• **WHAT IS ASKED**:
Each line containing the word "name" should be found and copied.

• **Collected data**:
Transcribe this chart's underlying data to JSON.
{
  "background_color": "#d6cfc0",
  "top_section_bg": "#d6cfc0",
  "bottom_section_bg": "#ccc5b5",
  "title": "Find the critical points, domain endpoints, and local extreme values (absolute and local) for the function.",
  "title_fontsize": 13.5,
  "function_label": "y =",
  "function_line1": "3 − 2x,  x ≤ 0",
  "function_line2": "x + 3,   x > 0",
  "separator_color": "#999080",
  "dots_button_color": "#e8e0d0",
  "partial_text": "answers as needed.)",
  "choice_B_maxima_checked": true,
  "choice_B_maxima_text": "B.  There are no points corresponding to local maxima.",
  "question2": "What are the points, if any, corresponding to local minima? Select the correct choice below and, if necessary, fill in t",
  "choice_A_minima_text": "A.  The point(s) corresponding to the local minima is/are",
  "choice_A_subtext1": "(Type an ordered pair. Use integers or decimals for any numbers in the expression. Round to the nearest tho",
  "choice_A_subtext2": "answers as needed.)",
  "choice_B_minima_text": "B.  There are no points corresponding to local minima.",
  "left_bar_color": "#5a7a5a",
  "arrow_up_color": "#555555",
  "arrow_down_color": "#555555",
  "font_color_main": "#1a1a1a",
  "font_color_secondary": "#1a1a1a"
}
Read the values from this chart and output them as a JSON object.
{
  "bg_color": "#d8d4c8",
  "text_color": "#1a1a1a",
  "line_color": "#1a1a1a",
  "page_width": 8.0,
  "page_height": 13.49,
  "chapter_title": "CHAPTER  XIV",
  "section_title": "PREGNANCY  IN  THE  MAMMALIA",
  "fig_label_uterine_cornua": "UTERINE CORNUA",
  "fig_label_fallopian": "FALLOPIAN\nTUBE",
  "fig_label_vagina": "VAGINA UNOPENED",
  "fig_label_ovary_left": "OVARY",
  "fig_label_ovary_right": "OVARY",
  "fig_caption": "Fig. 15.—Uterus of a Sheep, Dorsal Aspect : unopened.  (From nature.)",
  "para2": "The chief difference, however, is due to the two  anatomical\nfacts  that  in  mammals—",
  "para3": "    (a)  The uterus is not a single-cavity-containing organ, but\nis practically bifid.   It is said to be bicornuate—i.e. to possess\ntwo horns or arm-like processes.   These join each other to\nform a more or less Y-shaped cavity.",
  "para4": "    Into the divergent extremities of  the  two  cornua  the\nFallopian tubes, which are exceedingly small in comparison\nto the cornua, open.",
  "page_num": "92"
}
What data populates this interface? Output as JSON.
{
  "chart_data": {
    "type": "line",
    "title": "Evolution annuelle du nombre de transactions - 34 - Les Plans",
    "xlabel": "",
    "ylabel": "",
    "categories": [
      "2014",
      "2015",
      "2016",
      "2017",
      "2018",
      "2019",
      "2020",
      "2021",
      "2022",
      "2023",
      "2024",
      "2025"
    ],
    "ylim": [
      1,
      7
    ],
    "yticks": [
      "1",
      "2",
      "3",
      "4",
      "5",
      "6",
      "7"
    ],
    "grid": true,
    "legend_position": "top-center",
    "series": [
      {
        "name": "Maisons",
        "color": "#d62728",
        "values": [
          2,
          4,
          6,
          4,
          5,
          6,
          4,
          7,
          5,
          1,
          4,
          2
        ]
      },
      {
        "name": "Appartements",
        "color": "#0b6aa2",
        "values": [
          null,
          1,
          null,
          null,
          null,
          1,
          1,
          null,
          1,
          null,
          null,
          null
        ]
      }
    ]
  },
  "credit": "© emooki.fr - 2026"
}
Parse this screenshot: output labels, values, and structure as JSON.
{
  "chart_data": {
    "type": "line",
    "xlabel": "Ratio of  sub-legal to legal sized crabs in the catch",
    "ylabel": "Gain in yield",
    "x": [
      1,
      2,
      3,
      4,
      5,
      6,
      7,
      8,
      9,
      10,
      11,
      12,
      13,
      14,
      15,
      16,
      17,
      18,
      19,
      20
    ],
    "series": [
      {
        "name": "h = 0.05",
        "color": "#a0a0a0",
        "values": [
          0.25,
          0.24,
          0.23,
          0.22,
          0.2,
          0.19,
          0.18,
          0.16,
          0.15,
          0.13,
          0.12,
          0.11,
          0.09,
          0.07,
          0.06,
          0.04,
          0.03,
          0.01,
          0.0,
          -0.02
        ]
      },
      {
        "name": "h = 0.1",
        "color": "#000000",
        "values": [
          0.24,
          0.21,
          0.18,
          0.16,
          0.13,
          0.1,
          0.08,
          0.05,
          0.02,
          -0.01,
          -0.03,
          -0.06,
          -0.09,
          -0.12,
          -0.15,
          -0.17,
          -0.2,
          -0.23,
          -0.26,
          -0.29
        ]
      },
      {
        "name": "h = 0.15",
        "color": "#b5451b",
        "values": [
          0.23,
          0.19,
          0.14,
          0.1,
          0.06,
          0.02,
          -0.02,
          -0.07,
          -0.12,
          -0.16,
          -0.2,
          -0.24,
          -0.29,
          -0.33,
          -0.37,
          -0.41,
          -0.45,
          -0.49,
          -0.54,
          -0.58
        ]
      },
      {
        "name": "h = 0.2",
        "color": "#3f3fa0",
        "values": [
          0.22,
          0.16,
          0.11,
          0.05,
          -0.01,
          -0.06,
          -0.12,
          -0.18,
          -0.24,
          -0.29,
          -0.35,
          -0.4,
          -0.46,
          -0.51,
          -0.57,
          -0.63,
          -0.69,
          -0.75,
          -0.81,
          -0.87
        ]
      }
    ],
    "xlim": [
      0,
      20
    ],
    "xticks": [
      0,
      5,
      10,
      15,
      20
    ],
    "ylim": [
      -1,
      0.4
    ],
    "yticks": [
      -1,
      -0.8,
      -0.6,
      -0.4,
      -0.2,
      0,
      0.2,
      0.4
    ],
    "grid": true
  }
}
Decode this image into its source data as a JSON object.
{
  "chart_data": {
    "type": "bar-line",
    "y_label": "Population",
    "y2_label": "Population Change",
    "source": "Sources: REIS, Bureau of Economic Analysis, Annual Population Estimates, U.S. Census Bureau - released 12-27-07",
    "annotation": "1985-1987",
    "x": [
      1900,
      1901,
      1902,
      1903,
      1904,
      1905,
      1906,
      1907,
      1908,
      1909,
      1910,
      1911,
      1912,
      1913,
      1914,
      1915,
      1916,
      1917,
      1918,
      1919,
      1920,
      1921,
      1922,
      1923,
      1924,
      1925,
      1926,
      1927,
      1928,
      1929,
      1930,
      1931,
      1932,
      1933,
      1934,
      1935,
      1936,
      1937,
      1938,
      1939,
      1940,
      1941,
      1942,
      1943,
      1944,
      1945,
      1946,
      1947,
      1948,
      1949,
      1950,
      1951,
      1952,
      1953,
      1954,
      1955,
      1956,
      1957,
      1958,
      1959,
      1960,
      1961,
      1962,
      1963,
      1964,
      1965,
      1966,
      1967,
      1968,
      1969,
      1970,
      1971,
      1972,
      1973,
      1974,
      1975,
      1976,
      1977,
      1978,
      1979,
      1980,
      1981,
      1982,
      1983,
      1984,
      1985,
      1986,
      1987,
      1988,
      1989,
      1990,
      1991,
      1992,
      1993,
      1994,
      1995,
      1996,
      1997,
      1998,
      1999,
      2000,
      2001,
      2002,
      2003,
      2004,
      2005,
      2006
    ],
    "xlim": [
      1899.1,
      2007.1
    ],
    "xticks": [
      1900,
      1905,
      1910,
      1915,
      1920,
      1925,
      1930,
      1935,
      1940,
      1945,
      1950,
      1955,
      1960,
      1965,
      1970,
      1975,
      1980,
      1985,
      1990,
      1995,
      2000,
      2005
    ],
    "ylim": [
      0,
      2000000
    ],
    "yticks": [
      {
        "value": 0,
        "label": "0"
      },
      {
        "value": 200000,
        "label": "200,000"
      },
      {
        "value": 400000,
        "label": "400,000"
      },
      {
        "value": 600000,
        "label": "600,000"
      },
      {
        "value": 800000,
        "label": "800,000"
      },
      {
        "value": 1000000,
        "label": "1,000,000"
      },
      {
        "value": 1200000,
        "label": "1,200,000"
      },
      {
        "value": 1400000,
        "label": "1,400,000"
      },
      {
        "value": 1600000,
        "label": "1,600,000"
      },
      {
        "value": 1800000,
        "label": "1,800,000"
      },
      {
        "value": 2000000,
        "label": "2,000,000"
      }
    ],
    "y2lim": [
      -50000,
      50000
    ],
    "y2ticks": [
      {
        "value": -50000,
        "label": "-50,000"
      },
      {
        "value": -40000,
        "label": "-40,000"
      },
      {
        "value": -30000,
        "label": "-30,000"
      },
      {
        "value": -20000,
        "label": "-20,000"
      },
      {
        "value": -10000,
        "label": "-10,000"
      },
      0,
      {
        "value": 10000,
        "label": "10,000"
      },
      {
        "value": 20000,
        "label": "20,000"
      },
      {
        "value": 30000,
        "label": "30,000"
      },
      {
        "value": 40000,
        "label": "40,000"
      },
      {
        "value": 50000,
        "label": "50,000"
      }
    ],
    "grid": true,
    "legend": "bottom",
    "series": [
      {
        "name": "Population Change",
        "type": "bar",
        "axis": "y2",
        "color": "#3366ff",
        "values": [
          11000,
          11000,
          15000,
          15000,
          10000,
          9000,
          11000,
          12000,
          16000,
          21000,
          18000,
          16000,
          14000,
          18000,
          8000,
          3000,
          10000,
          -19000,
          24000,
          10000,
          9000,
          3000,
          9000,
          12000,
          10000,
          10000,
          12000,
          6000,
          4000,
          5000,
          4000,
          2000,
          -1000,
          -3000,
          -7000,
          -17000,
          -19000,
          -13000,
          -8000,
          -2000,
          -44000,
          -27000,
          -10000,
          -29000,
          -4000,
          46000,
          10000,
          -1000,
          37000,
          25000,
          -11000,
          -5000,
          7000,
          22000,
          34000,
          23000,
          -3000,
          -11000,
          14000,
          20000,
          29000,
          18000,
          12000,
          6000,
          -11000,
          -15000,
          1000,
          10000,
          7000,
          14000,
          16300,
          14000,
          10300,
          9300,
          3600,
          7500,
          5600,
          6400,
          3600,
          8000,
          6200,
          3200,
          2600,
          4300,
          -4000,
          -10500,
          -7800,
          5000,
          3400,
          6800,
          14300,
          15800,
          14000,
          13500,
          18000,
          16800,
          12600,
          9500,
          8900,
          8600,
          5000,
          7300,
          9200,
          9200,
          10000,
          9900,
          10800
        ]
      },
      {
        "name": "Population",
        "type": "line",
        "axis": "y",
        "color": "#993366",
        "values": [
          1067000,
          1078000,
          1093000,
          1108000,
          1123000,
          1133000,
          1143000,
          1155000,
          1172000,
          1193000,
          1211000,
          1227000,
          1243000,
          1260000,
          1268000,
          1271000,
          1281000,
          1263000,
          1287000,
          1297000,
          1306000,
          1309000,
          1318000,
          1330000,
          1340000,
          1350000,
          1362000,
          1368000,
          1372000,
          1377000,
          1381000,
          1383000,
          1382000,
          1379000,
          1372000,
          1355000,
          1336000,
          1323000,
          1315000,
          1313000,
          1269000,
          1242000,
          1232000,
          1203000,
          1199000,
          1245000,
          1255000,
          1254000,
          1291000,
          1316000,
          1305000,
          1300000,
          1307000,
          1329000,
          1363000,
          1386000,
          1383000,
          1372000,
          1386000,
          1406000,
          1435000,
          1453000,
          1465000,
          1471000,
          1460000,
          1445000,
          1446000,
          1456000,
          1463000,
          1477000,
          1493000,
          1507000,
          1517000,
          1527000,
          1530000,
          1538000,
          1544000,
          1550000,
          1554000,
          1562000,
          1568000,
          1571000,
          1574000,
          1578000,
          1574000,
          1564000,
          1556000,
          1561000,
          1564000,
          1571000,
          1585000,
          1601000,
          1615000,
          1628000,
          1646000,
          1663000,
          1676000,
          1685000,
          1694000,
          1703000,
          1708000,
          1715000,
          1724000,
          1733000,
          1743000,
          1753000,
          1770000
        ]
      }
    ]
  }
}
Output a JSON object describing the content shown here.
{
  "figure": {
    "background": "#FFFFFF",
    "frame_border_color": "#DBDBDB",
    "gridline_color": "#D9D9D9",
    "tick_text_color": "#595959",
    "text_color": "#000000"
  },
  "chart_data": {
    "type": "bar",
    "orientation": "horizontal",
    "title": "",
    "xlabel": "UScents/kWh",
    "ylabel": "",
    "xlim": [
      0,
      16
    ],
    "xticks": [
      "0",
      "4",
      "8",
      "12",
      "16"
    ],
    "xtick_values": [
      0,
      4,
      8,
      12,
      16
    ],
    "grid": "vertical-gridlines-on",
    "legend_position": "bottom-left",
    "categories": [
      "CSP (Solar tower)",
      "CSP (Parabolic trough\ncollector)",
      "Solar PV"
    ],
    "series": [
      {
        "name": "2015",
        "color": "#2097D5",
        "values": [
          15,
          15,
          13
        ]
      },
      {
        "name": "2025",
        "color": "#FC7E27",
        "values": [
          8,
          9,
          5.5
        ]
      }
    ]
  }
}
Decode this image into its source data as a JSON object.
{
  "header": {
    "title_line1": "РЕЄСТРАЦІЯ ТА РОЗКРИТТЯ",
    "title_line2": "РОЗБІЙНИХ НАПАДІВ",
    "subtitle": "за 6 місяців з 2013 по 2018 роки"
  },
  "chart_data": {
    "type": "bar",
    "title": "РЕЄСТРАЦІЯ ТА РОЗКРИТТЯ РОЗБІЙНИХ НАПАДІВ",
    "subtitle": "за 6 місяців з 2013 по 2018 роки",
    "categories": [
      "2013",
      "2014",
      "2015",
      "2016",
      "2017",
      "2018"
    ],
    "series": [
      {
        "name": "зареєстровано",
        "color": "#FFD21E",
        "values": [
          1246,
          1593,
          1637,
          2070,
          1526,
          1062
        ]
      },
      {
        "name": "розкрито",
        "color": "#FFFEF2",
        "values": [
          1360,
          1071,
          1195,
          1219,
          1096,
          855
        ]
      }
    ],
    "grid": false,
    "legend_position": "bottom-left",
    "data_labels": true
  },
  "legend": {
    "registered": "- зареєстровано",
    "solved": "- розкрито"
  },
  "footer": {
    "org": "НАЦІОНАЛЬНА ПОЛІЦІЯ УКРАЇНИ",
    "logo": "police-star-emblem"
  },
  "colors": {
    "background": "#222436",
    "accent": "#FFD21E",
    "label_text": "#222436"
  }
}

• **CORRECT ANSWER**:
        "name": "Maisons",
        "name": "Appartements",
        "name": "h = 0.05",
        "name": "h = 0.1",
        "name": "h = 0.15",
        "name": "h = 0.2",
        "name": "Population Change",
        "name": "Population",
        "name": "2015",
        "name": "2025",
        "name": "зареєстровано",
        "name": "розкрито",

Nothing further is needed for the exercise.